SHORT TASK:
Each entry must appear again exactly as it does in the source.

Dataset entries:

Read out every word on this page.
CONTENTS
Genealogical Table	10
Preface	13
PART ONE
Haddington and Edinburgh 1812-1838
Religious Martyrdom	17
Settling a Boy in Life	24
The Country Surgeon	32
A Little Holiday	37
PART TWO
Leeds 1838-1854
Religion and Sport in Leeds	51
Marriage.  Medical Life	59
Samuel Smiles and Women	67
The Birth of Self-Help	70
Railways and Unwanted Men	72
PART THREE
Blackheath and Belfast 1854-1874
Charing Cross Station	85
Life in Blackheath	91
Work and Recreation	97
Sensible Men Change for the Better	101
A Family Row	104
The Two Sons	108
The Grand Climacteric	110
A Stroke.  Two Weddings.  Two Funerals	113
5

REPLY:
Read out every word on this page.
CONTENTS
Genealogical Table	10
Preface	13
PART ONE
Haddington and Edinburgh 1812-1838
Religious Martyrdom	17
Settling a Boy in Life	24
The Country Surgeon	32
A Little Holiday	37
PART TWO
Leeds 1838-1854
Religion and Sport in Leeds	51
Marriage.  Medical Life	59
Samuel Smiles and Women	67
The Birth of Self-Help	70
Railways and Unwanted Men	72
PART THREE
Blackheath and Belfast 1854-1874
Charing Cross Station	85
Life in Blackheath	91
Work and Recreation	97
Sensible Men Change for the Better	101
A Family Row	104
The Two Sons	108
The Grand Climacteric	110
A Stroke.  Two Weddings.  Two Funerals	113
5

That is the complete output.